GIVEN PROBLEM A:
Please copy the source data word for word, everything from the first line down to and including the line that contains "amount-cell: $11.50 [418,496,533,526]".

PAGE EXTRACT:
Found February 13, 2013 on
Monkey with a Halo:
The MWAH prospect countdown marches on with the one guy in the system who might actually be ready to contribute in a big league rotation.
Position: Starting Pitcher Highest Level: Double-A
Throws: Right Height: 6'1" Weight: 190 lbs.
Age: 23 Born: 6/27/89
2012 Season Stats
Double-A: 140.1 IP, 6-8, 2.89 ERA, 117 H, 55 BB, 9 HR, 109 SO, 0.77 GO/AO, 3.78 FIP, .273 BABIP
Fastball – B-. Schugel isn’t a soft tossing righty, but the velocity on his fastball isn’t anything I’d consider above average. I saw him sit between 89-91 on several occasions in 2012. But his fastball incorporates considerably movement and tails in on the hands of right-handed hitters, making it effective. He also puts it wherever he wants, which helps make up for the lack of velocity.
Off-speed Pitches – B-. Schugel probably throws the best change-up in the system and is one of the few pitchers who still throws a “slurve” (combo slider and curve). He spots both wherever he pleases. Most pitchers need to refine their change up before reaching the majors, Schugel is the exact opposite. Without a dominant fastball, Schugel will need to rely heavily on that changeup and get me over Slurve at the major league level.
Control – A. Schugel is your classic “strike thrower”, which is a rarity in this system. He lives in the strike zone and relies on the movement of his fastball and plus change-up to make hitters get themselves out.
Command – A. I noticed Shugel likes to live on the inner half of the plate more than most pitchers, which is peculiar given his particular arsenal. The uncommon part is that he gets away with it. I’ve seen pitchers throw 5mph harder than he does not have the same sort of success under the hands that he has, which is difficult to figure out. The best way I can explain it would be the movement on his ball.
Mechanics – B. Schugel has what I’d consider a three quarters or high three quarters release and doesn’t use a ton of effort to get the ball over the plate. I’ve watched his delivery continue to get smoother since the Angels chose to make him a starter rather than reliever.
Performance – B+. In his first stint in the high minors Schugel posted a 2.89 ERA and continued to improve as the season progressed. Still, his numbers should be taken with a grain of salt. Schugel hasn’t pitched a full season in an environment that wasn’t pitcher friendly yet. That will for sure change next season when he’ll head to perhaps the most pitcher friendly park in the most pitcher friendly league in the entire world. If he continues to be a productive pitcher there, he should challenge Richards and Maronde for the 5th spot in the rotation in a year or two.

[Source data]
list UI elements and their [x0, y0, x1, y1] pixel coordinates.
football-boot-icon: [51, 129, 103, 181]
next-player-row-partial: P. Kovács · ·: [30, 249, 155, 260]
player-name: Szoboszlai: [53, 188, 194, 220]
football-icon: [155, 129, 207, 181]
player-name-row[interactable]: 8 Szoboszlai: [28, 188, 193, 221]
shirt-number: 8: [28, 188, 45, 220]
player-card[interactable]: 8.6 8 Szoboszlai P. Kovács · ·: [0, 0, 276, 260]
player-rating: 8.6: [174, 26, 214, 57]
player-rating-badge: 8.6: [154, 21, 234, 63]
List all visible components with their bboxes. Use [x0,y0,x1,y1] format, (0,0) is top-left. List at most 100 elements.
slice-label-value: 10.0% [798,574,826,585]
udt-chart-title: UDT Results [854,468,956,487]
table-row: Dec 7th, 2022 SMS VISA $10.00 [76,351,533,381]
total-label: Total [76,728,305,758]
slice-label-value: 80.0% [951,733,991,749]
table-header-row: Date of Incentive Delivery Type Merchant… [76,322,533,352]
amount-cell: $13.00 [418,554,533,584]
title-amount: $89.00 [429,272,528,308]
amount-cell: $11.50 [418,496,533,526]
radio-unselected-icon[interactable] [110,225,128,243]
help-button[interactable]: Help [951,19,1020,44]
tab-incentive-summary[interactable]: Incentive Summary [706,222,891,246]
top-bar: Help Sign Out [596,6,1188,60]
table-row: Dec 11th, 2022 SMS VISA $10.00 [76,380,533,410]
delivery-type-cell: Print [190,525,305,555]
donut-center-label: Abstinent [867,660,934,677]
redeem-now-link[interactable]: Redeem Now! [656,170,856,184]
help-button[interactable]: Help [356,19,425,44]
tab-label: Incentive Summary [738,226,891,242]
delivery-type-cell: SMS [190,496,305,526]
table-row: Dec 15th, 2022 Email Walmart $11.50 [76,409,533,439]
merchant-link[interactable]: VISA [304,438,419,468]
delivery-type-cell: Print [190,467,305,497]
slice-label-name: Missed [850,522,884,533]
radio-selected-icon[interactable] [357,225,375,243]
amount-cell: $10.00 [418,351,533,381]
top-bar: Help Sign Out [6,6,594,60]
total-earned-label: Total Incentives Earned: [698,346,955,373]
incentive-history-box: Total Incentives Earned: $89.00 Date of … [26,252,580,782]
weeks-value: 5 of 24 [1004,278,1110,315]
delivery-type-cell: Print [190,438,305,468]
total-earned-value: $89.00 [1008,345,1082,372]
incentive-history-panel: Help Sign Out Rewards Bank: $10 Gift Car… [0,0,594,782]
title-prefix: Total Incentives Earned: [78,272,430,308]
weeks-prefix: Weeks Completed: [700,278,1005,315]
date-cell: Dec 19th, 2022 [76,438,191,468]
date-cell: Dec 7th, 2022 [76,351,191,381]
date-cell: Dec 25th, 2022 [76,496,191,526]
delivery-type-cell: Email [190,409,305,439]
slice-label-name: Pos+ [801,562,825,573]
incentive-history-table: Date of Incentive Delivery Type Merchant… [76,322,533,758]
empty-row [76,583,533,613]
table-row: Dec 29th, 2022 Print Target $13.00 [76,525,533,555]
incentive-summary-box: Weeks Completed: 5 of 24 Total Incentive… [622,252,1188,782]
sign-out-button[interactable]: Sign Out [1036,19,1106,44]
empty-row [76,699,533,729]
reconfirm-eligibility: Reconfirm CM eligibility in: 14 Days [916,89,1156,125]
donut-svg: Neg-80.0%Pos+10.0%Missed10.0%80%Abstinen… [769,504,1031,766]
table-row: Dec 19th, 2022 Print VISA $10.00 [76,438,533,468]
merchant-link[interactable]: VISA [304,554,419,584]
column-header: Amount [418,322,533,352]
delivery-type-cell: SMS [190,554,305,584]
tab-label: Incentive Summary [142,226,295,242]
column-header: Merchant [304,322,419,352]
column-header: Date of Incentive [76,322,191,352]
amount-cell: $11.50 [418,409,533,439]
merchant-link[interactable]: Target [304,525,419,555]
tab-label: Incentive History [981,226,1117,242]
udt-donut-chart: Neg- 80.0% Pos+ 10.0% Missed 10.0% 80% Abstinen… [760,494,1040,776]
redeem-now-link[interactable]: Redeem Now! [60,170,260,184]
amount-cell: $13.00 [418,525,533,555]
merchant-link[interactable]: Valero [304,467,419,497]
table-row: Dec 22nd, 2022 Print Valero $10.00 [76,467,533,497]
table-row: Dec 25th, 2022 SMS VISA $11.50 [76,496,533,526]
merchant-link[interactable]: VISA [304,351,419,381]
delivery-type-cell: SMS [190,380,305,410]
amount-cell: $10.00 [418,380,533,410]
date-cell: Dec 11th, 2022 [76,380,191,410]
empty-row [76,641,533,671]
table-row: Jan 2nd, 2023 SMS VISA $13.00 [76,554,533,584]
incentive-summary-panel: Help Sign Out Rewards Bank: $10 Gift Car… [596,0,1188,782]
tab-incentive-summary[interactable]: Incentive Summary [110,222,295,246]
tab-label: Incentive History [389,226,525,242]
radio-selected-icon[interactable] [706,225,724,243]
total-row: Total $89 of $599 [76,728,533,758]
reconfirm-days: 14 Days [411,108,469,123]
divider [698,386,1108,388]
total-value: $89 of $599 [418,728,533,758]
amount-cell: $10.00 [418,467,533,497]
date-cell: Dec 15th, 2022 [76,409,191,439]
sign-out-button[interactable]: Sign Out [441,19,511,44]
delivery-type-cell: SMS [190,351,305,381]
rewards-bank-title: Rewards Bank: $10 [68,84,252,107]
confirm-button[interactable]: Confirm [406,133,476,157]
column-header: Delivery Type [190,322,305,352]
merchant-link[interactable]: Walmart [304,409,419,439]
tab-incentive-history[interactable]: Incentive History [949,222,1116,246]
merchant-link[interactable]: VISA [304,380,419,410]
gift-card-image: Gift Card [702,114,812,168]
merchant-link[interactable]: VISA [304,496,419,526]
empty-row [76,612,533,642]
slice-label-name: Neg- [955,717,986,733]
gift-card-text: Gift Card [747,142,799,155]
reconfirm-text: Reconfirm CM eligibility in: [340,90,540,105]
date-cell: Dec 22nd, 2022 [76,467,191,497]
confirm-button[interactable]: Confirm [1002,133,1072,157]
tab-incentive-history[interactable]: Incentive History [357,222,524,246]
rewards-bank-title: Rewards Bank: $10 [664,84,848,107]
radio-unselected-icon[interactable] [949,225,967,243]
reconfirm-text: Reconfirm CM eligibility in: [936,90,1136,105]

GIVEN PROBLEM B:
Decide whether each statement agrees with the prospect report, and quote the words that settle it: (i) The writer saw Schugel's fastball sit between 89 and 91 several times in 2012. (ii) Schugel received a B for Control. (iii) Schugel's highest level so far is Triple-A.

TASK OUTPUT A:
list UI elements and their [x0, y0, x1, y1] pixel coordinates.
football-boot-icon: [51, 129, 103, 181]
next-player-row-partial: P. Kovács · ·: [30, 249, 155, 260]
player-name: Szoboszlai: [53, 188, 194, 220]
football-icon: [155, 129, 207, 181]
player-name-row[interactable]: 8 Szoboszlai: [28, 188, 193, 221]
shirt-number: 8: [28, 188, 45, 220]
player-card[interactable]: 8.6 8 Szoboszlai P. Kovács · ·: [0, 0, 276, 260]
player-rating: 8.6: [174, 26, 214, 57]
player-rating-badge: 8.6: [154, 21, 234, 63]
List all visible components with their bboxes. Use [x0,y0,x1,y1] format, (0,0) is top-left. List at most 100 elements.
slice-label-value: 10.0% [798,574,826,585]
udt-chart-title: UDT Results [854,468,956,487]
table-row: Dec 7th, 2022 SMS VISA $10.00 [76,351,533,381]
total-label: Total [76,728,305,758]
slice-label-value: 80.0% [951,733,991,749]
table-header-row: Date of Incentive Delivery Type Merchant… [76,322,533,352]
amount-cell: $13.00 [418,554,533,584]
title-amount: $89.00 [429,272,528,308]
amount-cell: $11.50 [418,496,533,526]

TASK OUTPUT B:
(i) Yes: "I saw him sit between 89-91 on several occasions in 2012."
(ii) No: "Control – A."
(iii) No: "Highest Level: Double-A"